> _Task details_: Take each line containing the word "this" and copy it.

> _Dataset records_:

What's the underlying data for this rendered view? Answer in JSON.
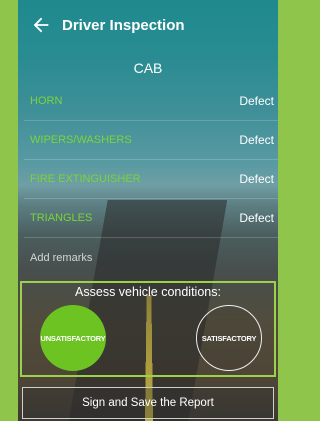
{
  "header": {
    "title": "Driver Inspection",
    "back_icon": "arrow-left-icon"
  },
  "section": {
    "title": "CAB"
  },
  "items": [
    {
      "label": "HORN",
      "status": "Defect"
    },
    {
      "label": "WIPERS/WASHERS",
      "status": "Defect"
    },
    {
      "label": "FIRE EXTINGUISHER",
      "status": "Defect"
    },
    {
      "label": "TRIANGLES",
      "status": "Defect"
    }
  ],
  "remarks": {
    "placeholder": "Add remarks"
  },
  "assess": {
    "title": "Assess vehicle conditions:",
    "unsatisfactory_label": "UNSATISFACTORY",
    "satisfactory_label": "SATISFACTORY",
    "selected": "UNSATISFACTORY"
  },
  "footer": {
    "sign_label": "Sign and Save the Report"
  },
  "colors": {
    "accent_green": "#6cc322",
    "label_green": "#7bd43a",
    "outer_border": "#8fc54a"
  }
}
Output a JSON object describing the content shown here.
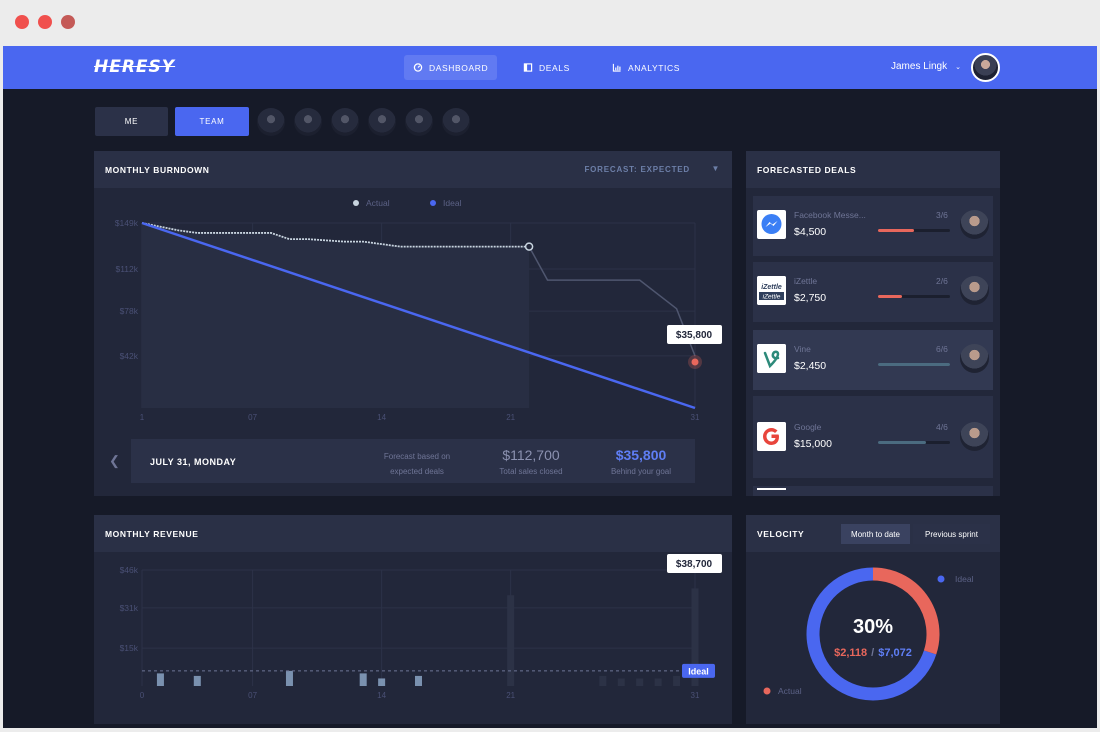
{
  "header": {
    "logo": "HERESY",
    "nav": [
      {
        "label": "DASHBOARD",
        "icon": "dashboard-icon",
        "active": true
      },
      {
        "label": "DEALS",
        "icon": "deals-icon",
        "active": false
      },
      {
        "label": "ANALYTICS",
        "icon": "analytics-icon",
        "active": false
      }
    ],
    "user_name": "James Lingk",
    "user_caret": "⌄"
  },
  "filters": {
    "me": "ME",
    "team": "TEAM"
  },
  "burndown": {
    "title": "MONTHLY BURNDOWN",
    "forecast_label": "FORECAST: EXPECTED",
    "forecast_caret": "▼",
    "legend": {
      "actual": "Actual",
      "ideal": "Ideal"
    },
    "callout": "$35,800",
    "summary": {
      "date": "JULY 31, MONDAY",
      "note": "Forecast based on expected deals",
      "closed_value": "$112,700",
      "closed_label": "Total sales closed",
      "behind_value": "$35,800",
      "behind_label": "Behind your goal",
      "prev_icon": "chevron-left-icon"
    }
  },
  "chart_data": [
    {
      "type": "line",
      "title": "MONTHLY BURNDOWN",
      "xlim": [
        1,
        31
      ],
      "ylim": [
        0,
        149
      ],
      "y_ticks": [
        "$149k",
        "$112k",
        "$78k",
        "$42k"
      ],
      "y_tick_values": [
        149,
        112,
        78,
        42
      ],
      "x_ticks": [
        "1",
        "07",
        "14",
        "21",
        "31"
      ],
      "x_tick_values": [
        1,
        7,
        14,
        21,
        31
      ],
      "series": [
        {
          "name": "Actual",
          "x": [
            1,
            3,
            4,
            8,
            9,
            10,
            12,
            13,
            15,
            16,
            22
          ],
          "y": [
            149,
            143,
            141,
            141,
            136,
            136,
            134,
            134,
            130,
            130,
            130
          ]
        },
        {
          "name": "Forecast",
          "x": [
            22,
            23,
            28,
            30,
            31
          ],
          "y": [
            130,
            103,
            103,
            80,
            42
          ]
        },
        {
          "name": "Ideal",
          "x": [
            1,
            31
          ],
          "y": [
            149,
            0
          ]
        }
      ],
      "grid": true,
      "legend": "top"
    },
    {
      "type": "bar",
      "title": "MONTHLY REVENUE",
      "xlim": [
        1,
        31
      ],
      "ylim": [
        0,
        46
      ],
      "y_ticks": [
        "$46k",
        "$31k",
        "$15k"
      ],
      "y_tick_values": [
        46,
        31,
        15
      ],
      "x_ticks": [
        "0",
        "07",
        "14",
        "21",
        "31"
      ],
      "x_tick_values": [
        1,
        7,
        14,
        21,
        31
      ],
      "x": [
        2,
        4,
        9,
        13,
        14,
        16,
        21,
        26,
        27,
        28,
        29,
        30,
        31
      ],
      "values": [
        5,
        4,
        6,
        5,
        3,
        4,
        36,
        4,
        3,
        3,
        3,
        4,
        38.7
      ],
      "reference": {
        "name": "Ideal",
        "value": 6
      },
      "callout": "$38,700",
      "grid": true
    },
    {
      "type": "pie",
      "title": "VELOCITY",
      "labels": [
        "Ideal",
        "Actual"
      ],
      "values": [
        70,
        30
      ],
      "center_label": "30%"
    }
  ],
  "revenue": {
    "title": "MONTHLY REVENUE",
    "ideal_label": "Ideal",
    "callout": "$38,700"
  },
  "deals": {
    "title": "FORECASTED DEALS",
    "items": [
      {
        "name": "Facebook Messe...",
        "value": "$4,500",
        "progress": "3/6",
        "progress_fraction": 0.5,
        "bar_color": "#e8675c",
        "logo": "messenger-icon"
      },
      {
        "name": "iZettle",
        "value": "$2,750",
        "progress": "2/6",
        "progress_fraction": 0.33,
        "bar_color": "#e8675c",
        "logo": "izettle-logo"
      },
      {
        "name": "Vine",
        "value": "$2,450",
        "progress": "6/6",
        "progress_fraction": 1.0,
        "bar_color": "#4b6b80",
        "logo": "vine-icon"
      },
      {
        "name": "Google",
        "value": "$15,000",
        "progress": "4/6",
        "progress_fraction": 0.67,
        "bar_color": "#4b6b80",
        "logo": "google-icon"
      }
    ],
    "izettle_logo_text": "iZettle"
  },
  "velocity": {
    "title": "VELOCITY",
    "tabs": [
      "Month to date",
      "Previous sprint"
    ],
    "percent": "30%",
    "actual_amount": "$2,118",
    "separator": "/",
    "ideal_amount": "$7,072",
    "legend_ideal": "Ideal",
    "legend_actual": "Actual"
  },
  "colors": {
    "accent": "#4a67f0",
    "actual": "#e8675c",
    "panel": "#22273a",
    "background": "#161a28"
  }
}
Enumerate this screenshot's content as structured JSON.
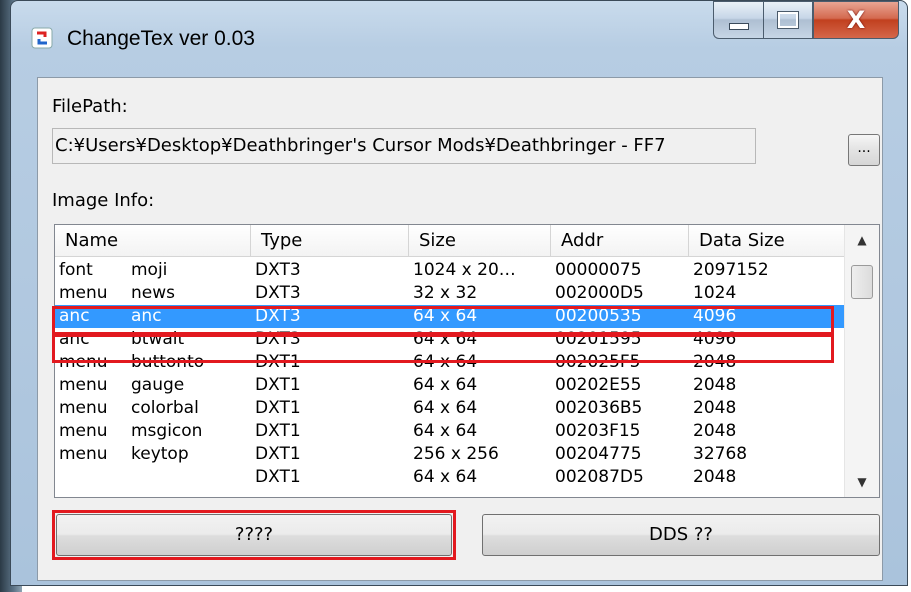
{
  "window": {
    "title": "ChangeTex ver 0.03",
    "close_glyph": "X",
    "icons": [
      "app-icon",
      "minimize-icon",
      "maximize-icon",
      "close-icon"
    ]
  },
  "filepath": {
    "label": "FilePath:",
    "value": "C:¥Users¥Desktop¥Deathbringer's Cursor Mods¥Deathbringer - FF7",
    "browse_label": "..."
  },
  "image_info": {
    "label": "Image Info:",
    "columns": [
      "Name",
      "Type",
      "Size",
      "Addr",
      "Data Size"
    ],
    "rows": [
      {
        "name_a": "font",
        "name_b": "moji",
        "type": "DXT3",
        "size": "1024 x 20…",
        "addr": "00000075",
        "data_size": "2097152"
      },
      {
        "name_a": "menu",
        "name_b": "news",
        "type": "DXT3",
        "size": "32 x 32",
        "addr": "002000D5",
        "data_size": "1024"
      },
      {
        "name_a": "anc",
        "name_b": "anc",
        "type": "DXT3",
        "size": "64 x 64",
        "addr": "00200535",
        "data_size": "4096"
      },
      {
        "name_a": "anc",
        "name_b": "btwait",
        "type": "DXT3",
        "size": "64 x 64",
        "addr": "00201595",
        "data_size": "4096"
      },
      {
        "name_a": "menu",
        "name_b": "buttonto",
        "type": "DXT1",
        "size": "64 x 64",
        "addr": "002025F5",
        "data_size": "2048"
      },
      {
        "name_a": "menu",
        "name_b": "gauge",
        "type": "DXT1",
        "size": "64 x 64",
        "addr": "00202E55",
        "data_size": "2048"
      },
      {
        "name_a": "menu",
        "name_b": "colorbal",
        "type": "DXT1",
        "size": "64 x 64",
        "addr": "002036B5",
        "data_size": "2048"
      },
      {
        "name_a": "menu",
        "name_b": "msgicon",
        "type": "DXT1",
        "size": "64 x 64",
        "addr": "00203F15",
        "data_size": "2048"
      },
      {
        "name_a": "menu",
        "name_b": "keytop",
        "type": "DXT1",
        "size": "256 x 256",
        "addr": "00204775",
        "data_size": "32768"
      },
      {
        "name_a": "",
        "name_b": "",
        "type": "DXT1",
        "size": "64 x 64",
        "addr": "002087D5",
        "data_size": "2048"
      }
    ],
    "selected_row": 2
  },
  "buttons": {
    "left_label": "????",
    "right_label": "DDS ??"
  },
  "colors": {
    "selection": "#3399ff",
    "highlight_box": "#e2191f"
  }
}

> _Expected answer_:
What's the underlying data for this rendered view? Answer in JSON.
Enumerate this screenshot's content as structured JSON.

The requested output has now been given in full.